What the task asks.
Write out the passage below on slave resistance on Hispaniola's sugar plantations word for word.

Selected extract.
######
The slaves were not as easily controlled as the colonists had hoped. Exactly as Adam Smith would have predicted, they were dreadful employees. Faking sickness, working with deliberate lassitude, losing supplies, sabotaging equipment, pilfering valuables, maiming the animals that hauled the cane, purposefully ruining the finished sugar—all were part of the furniture of plantation slavery. “Weapons of the weak,” political scientist James Scott called them in a classic study of the same name. The slaves were not so weak when they escaped to the heights. Hidden by the forest from European eyes, they made it their business to wreck the industry that had enchained them. For more than a century, African irregulars ranged unhindered over most of Hispaniola, funding their activities by covertly exchanging gold panned from mountain rivers with Spanish merchants for clothing, liquor, and iron (ex-slave blacksmiths made arrow points and swords). Little wonder that the island’s sugar producers moved to the mainland! Not only did Mexico have more land and lots of Indian labor, it was not plagued by thousands of anti-sugar guerrillas. (I will further discuss slave rebellions in the next chapter.)
######
Supplied data.
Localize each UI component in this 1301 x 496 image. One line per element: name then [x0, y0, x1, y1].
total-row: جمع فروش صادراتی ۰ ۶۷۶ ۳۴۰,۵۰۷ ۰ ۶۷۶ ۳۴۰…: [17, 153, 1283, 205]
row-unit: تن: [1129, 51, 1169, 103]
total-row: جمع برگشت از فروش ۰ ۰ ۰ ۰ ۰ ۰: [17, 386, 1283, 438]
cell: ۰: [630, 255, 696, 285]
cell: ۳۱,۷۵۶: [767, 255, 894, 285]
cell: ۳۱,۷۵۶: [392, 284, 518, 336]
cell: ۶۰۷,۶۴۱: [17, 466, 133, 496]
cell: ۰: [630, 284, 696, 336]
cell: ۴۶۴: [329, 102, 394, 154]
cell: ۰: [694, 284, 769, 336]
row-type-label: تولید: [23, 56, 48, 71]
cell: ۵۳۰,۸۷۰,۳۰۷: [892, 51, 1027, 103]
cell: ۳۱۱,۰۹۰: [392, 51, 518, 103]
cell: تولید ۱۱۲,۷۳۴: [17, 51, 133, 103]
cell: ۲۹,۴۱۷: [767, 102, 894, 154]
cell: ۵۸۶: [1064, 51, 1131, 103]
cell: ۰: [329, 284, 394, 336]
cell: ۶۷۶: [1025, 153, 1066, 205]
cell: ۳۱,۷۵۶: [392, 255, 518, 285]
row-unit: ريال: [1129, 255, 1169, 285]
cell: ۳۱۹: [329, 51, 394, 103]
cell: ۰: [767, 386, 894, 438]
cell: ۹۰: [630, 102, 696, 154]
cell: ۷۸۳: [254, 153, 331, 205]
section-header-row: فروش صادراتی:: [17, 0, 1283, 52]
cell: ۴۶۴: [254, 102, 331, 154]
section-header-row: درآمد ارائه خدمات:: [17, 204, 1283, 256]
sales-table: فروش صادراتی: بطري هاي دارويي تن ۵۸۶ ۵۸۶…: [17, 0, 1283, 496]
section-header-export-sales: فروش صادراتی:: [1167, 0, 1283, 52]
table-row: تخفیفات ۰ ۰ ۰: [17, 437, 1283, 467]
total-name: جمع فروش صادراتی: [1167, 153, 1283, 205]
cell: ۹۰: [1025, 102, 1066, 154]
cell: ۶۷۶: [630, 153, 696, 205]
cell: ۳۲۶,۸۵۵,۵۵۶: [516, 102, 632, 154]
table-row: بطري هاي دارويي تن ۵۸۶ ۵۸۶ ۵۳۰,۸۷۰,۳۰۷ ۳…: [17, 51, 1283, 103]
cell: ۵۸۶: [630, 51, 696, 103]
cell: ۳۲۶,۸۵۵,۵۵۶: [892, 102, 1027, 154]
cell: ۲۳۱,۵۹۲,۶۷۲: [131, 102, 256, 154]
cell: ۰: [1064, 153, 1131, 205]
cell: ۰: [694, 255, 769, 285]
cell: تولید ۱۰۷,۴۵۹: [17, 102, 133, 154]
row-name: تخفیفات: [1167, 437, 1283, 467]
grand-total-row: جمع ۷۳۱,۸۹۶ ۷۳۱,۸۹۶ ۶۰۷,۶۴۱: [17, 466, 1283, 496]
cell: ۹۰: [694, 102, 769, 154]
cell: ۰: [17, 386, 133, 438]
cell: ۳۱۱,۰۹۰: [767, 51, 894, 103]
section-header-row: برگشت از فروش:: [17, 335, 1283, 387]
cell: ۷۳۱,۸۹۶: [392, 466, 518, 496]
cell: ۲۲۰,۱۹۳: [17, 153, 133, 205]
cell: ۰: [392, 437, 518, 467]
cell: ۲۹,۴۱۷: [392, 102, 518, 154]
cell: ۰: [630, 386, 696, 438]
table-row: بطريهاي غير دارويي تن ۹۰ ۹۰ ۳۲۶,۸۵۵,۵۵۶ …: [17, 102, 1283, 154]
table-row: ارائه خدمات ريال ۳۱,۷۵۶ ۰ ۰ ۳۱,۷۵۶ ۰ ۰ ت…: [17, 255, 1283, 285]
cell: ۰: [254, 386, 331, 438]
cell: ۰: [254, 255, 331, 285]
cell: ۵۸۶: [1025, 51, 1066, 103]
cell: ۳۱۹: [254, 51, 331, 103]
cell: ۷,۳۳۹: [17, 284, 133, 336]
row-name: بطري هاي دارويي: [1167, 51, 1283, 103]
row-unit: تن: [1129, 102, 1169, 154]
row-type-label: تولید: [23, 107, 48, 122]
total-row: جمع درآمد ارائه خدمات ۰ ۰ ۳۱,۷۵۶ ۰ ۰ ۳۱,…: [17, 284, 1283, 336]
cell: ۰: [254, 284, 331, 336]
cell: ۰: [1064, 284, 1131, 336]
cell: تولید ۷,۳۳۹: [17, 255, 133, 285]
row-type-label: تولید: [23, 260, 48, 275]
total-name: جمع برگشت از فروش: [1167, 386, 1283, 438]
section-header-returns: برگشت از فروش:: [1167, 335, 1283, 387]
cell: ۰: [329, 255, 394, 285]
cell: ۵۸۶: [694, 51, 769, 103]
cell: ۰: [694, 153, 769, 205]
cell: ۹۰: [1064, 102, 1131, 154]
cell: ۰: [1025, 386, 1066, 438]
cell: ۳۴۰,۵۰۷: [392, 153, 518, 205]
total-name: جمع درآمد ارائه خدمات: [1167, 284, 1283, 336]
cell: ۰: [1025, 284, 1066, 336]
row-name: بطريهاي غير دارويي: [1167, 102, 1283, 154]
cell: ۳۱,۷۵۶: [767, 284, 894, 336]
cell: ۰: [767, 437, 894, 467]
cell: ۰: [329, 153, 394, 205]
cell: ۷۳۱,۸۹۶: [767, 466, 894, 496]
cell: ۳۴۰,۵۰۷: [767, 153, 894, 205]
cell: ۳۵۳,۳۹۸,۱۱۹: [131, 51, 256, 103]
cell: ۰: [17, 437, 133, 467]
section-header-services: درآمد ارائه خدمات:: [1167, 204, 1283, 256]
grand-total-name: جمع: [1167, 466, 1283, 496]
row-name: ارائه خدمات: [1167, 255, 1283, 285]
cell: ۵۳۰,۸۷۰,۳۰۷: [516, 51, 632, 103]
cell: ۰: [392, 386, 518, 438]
######
Reply to the task.
The slaves were not as easily controlled as the colonists had hoped. Exactly as Adam Smith would have predicted, they were dreadful employees. Faking sickness, working with deliberate lassitude, losing supplies, sabotaging equipment, pilfering valuables, maiming the animals that hauled the cane, purposefully ruining the finished sugar—all were part of the furniture of plantation slavery. “Weapons of the weak,” political scientist James Scott called them in a classic study of the same name. The slaves were not so weak when they escaped to the heights. Hidden by the forest from European eyes, they made it their business to wreck the industry that had enchained them. For more than a century, African irregulars ranged unhindered over most of Hispaniola, funding their activities by covertly exchanging gold panned from mountain rivers with Spanish merchants for clothing, liquor, and iron (ex-slave blacksmiths made arrow points and swords). Little wonder that the island’s sugar producers moved to the mainland! Not only did Mexico have more land and lots of Indian labor, it was not plagued by thousands of anti-sugar guerrillas. (I will further discuss slave rebellions in the next chapter.)